### PROBLEM DETAILS
Restate all of the data exactly.

### PROVIDED RECORDS
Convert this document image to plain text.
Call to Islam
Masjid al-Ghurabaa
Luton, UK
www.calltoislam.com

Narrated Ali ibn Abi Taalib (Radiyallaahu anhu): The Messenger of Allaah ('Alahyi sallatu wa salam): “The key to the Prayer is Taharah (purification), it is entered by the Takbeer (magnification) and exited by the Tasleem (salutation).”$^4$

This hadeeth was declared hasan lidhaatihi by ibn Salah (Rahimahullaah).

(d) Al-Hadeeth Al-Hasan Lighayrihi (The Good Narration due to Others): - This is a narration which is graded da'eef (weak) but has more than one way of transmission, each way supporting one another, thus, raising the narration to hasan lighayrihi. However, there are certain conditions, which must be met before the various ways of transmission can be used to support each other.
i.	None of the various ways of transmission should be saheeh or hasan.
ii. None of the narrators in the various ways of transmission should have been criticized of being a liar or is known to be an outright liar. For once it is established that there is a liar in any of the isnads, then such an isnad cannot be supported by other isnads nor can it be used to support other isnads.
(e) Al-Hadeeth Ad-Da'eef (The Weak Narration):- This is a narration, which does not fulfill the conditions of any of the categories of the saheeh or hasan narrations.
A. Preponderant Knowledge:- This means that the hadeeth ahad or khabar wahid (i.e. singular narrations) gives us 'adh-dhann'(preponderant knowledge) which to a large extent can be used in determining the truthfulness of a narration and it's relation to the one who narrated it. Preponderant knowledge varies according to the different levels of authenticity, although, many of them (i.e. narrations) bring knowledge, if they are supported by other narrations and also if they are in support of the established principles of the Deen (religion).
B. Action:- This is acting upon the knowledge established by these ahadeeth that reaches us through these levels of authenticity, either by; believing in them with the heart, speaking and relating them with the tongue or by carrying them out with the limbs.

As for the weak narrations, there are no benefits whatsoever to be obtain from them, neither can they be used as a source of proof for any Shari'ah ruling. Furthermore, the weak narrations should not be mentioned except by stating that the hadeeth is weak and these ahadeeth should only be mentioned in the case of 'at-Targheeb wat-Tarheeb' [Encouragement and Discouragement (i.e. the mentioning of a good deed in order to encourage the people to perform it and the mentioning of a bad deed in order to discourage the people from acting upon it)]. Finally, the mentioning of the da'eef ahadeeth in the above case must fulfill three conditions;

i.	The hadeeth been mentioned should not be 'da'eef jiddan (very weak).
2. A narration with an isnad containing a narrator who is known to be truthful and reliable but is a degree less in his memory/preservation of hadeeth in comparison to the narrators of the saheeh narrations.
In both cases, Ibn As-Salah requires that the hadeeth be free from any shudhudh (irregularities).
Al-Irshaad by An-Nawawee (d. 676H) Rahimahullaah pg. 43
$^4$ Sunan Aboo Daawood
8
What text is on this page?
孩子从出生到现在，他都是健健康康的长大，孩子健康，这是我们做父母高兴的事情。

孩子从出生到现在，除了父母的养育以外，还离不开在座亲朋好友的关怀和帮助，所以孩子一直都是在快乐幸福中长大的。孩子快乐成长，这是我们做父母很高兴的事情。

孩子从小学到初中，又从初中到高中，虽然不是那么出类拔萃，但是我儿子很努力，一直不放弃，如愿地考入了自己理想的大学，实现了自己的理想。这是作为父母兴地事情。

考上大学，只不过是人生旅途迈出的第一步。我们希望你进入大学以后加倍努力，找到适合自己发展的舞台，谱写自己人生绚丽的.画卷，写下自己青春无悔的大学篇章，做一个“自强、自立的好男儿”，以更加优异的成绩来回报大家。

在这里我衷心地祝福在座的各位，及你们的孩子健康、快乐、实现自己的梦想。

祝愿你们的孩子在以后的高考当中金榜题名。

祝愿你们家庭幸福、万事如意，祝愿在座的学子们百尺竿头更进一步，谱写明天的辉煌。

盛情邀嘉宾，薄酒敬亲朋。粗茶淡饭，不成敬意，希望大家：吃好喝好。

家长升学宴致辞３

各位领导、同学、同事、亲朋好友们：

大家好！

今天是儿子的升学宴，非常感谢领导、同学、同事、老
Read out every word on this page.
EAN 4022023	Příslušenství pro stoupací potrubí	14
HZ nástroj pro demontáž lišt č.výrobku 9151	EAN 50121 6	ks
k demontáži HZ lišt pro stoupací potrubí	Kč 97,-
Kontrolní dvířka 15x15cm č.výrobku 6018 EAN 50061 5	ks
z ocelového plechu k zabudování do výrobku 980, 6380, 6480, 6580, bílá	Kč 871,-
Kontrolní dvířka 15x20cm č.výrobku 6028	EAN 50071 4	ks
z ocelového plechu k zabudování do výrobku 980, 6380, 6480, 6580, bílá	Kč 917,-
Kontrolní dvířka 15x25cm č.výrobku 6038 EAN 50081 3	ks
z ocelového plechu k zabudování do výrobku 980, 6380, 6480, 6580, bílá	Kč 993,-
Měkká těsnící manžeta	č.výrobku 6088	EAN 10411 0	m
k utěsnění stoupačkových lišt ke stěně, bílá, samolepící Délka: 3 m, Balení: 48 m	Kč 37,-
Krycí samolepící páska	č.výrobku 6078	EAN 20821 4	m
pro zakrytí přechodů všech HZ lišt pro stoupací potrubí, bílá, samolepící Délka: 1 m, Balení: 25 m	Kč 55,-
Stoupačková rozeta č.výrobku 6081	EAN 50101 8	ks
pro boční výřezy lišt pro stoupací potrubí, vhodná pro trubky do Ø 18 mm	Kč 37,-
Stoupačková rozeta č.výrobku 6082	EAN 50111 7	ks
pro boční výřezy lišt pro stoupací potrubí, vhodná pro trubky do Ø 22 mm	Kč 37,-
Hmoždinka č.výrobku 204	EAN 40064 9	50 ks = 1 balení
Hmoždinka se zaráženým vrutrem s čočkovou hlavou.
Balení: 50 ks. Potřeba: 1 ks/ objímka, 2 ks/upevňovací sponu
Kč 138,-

### WORKED ANSWER
Convert this document image to plain text.
Call to Islam
Masjid al-Ghurabaa
Luton, UK
www.calltoislam.com

Narrated Ali ibn Abi Taalib (Radiyallaahu anhu): The Messenger of Allaah ('Alahyi sallatu wa salam): “The key to the Prayer is Taharah (purification), it is entered by the Takbeer (magnification) and exited by the Tasleem (salutation).”$^4$

This hadeeth was declared hasan lidhaatihi by ibn Salah (Rahimahullaah).

(d) Al-Hadeeth Al-Hasan Lighayrihi (The Good Narration due to Others): - This is a narration which is graded da'eef (weak) but has more than one way of transmission, each way supporting one another, thus, raising the narration to hasan lighayrihi. However, there are certain conditions, which must be met before the various ways of transmission can be used to support each other.
i.	None of the various ways of transmission should be saheeh or hasan.
ii. None of the narrators in the various ways of transmission should have been criticized of being a liar or is known to be an outright liar. For once it is established that there is a liar in any of the isnads, then such an isnad cannot be supported by other isnads nor can it be used to support other isnads.
(e) Al-Hadeeth Ad-Da'eef (The Weak Narration):- This is a narration, which does not fulfill the conditions of any of the categories of the saheeh or hasan narrations.
A. Preponderant Knowledge:- This means that the hadeeth ahad or khabar wahid (i.e. singular narrations) gives us 'adh-dhann'(preponderant knowledge) which to a large extent can be used in determining the truthfulness of a narration and it's relation to the one who narrated it. Preponderant knowledge varies according to the different levels of authenticity, although, many of them (i.e. narrations) bring knowledge, if they are supported by other narrations and also if they are in support of the established principles of the Deen (religion).
B. Action:- This is acting upon the knowledge established by these ahadeeth that reaches us through these levels of authenticity, either by; believing in them with the heart, speaking and relating them with the tongue or by carrying them out with the limbs.

As for the weak narrations, there are no benefits whatsoever to be obtain from them, neither can they be used as a source of proof for any Shari'ah ruling. Furthermore, the weak narrations should not be mentioned except by stating that the hadeeth is weak and these ahadeeth should only be mentioned in the case of 'at-Targheeb wat-Tarheeb' [Encouragement and Discouragement (i.e. the mentioning of a good deed in order to encourage the people to perform it and the mentioning of a bad deed in order to discourage the people from acting upon it)]. Finally, the mentioning of the da'eef ahadeeth in the above case must fulfill three conditions;

i.	The hadeeth been mentioned should not be 'da'eef jiddan (very weak).
2. A narration with an isnad containing a narrator who is known to be truthful and reliable but is a degree less in his memory/preservation of hadeeth in comparison to the narrators of the saheeh narrations.
In both cases, Ibn As-Salah requires that the hadeeth be free from any shudhudh (irregularities).
Al-Irshaad by An-Nawawee (d. 676H) Rahimahullaah pg. 43
$^4$ Sunan Aboo Daawood
8
What text is on this page?
孩子从出生到现在，他都是健健康康的长大，孩子健康，这是我们做父母高兴的事情。

孩子从出生到现在，除了父母的养育以外，还离不开在座亲朋好友的关怀和帮助，所以孩子一直都是在快乐幸福中长大的。孩子快乐成长，这是我们做父母很高兴的事情。

孩子从小学到初中，又从初中到高中，虽然不是那么出类拔萃，但是我儿子很努力，一直不放弃，如愿地考入了自己理想的大学，实现了自己的理想。这是作为父母兴地事情。

考上大学，只不过是人生旅途迈出的第一步。我们希望你进入大学以后加倍努力，找到适合自己发展的舞台，谱写自己人生绚丽的.画卷，写下自己青春无悔的大学篇章，做一个“自强、自立的好男儿”，以更加优异的成绩来回报大家。

在这里我衷心地祝福在座的各位，及你们的孩子健康、快乐、实现自己的梦想。

祝愿你们的孩子在以后的高考当中金榜题名。

祝愿你们家庭幸福、万事如意，祝愿在座的学子们百尺竿头更进一步，谱写明天的辉煌。

盛情邀嘉宾，薄酒敬亲朋。粗茶淡饭，不成敬意，希望大家：吃好喝好。

家长升学宴致辞３

各位领导、同学、同事、亲朋好友们：

大家好！

今天是儿子的升学宴，非常感谢领导、同学、同事、老
Read out every word on this page.
EAN 4022023	Příslušenství pro stoupací potrubí	14
HZ nástroj pro demontáž lišt č.výrobku 9151	EAN 50121 6	ks
k demontáži HZ lišt pro stoupací potrubí	Kč 97,-
Kontrolní dvířka 15x15cm č.výrobku 6018 EAN 50061 5	ks
z ocelového plechu k zabudování do výrobku 980, 6380, 6480, 6580, bílá	Kč 871,-
Kontrolní dvířka 15x20cm č.výrobku 6028	EAN 50071 4	ks
z ocelového plechu k zabudování do výrobku 980, 6380, 6480, 6580, bílá	Kč 917,-
Kontrolní dvířka 15x25cm č.výrobku 6038 EAN 50081 3	ks
z ocelového plechu k zabudování do výrobku 980, 6380, 6480, 6580, bílá	Kč 993,-
Měkká těsnící manžeta	č.výrobku 6088	EAN 10411 0	m
k utěsnění stoupačkových lišt ke stěně, bílá, samolepící Délka: 3 m, Balení: 48 m	Kč 37,-
Krycí samolepící páska	č.výrobku 6078	EAN 20821 4	m
pro zakrytí přechodů všech HZ lišt pro stoupací potrubí, bílá, samolepící Délka: 1 m, Balení: 25 m	Kč 55,-
Stoupačková rozeta č.výrobku 6081	EAN 50101 8	ks
pro boční výřezy lišt pro stoupací potrubí, vhodná pro trubky do Ø 18 mm	Kč 37,-
Stoupačková rozeta č.výrobku 6082	EAN 50111 7	ks
pro boční výřezy lišt pro stoupací potrubí, vhodná pro trubky do Ø 22 mm	Kč 37,-
Hmoždinka č.výrobku 204	EAN 40064 9	50 ks = 1 balení
Hmoždinka se zaráženým vrutrem s čočkovou hlavou.
Balení: 50 ks. Potřeba: 1 ks/ objímka, 2 ks/upevňovací sponu
Kč 138,-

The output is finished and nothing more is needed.